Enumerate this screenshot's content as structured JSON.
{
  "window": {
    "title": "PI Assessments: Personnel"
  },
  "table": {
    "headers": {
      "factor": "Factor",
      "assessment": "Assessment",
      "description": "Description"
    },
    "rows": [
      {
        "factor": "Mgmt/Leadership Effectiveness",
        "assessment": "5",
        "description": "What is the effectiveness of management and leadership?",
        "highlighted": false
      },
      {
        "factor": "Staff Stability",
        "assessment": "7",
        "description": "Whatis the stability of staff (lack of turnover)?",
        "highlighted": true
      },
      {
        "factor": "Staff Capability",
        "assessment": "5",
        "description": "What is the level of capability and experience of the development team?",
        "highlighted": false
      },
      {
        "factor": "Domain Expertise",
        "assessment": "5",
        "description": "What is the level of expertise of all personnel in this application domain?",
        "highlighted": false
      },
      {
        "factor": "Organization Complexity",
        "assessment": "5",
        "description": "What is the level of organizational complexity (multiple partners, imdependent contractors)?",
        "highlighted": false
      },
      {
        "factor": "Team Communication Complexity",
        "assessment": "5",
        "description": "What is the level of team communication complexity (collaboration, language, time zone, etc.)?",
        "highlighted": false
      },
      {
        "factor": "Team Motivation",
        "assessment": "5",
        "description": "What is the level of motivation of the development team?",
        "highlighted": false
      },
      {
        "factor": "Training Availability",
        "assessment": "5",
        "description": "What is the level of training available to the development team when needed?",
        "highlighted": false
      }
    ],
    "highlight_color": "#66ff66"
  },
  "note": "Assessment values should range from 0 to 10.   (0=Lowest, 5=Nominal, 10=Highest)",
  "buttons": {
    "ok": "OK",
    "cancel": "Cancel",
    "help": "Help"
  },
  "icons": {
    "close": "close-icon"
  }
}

○ ○ ○

### GIVEN INSTRUCTION
State the number of lines above that hold the string "factor", with nothing added.

### ANSWER FOR THE TASK
9